- **Fragmento proporcionado**:
Viernes 27 de marzo de 2020 22:30

Florece una esperanza contra el coronavirus: Transfusiones de sangre podría ayudar a frenar la pandemia

España y Estados Unidos trabajan en rescatar un tratamiento de hace más de un siglo, que es la transfusión directa de sangre de personas que ya se han recuperado de Covid-19.

Las autoridades sanitarias de España, en pleno colapso de los hospitales por el coronavirus, han empezado a explorar un posible tratamiento experimental para los pacientes más graves: la transfusión directa de sangre de personas que se han recuperado de la infección.

El Centro de Transfusión de la Comunidad de Madrid trabaja contra reloj con varios hospitales en un primer ensayo clínico, todavía en fase muy preliminar y pendiente de la autorización del Ministerio de Sanidad.

Una carta con el membrete del centro filtrada en redes sociales y dada a conocer por una nota del diario El País de España ha provocado una avalancha de ofrecimientos de potenciales donantes, pero una portavoz del Centro de Transfusión subraya que no están buscando voluntarios entre la población general, sino que serían los médicos los que se encargarían de encontrar a los candidatos idóneos para obtener su "sangre hiperinmune".

Esta es una estrategia antigua, de más de un siglo, que ya se utilizó en la pandemia de gripe de 1918, cuando un virus desconocido se propagó por el planeta y mató a unos 50 millones de personas, más del doble que la Primera Guerra Mundial. Los ensayos clínicos de la época, con sangre de sobrevivientes, lograron reducir la letalidad del virus a la mitad.

- **Datos almacenados**:
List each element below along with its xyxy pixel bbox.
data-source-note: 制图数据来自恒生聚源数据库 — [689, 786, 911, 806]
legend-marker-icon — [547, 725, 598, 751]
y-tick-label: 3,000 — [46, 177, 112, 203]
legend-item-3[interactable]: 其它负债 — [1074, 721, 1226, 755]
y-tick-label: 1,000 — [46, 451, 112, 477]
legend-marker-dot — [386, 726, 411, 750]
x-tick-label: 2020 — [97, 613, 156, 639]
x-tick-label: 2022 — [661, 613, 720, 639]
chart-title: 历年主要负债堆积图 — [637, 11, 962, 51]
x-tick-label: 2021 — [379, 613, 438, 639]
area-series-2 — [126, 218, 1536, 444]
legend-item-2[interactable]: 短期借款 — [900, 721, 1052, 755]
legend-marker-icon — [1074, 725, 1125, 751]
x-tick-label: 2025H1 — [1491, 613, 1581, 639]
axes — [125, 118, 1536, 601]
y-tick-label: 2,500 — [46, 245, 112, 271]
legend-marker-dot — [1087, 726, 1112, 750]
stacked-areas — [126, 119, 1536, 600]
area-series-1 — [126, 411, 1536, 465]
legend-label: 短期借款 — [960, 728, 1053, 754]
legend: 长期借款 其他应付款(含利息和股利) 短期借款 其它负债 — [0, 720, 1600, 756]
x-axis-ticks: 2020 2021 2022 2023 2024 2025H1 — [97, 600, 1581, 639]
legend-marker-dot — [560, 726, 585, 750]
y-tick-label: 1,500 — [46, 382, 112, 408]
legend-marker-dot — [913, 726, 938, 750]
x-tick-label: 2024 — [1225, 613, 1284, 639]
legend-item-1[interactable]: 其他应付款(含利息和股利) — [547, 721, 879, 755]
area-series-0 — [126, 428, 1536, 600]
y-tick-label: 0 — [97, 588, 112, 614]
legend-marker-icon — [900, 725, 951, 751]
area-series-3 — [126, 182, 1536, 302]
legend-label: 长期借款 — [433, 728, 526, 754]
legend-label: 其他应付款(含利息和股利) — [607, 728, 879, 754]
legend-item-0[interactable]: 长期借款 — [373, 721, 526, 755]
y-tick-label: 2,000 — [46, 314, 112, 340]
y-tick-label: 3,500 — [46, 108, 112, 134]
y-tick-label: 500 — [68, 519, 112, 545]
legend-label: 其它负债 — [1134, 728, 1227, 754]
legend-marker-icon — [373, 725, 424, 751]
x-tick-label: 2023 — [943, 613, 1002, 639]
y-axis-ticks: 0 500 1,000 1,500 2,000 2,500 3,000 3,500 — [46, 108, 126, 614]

- **Solicitud de trabajo A**:
Copia sin cambios el tramo de la nota sobre las transfusiones de sangre contra el coronavirus que comienza en las palabras que contienen "Una carta con" y se detiene después de "a la mitad.".
- **Solicitud de trabajo B**:
Por favor, prosigue la nota sobre las transfusiones de sangre contra el coronavirus a partir de su última oración.

- **Espacio de respuesta A**:
Una carta con el membrete del centro filtrada en redes sociales y dada a conocer por una nota del diario El País de España ha provocado una avalancha de ofrecimientos de potenciales donantes, pero una portavoz del Centro de Transfusión subraya que no están buscando voluntarios entre la población general, sino que serían los médicos los que se encargarían de encontrar a los candidatos idóneos para obtener su "sangre hiperinmune".

Esta es una estrategia antigua, de más de un siglo, que ya se utilizó en la pandemia de gripe de 1918, cuando un virus desconocido se propagó por el planeta y mató a unos 50 millones de personas, más del doble que la Primera Guerra Mundial. Los ensayos clínicos de la época, con sangre de sobrevivientes, lograron reducir la letalidad del virus a la mitad.

- **Espacio de respuesta B**:
"Cuando la situación empezó a empeorar, quedó claro que merecía la pena intentarlo. Todo ha ido muy rápido", explica al diario El País de España el inmunólogo Arturo Casadevall.

Nueva York es el lugar del mundo con una tendencia más preocupante: el número de fallecidos por la Covid-19 se duplica cada dos días. Dos hospitales neoyorquinos —el Monte Sinaí y la Escuela de Medicina Albert Einstein— comenzarán la semana que viene a probar estas transfusiones contó.

La multinacional española Grifols, uno de los grandes productores mundiales de derivados de la sangre, anunció un acuerdo de colaboración con la FDA para obtener sangre de pacientes recuperados de la Covid-19, procesarlo industrialmente y fabricar un medicamento experimental a partir de las inmunoglobulinas hiperinmunes, las proteínas generadas por el cuerpo humano para combatir la infección. "De demostrarse eficaz, podría utilizarse en la lucha contra esta pandemia", ha asegurado la empresa, que se mete así en la carrera internacional para encontrar fármacos contra la nueva enfermedad.

La multinacional ha afirmado que está "trabajando en España en un ensayo clínico con plasma inactivado por azul de metileno de pacientes recuperados, colaborando con determinados centros de donación y hospitales públicos", sin ofrecer más detalles por el momento.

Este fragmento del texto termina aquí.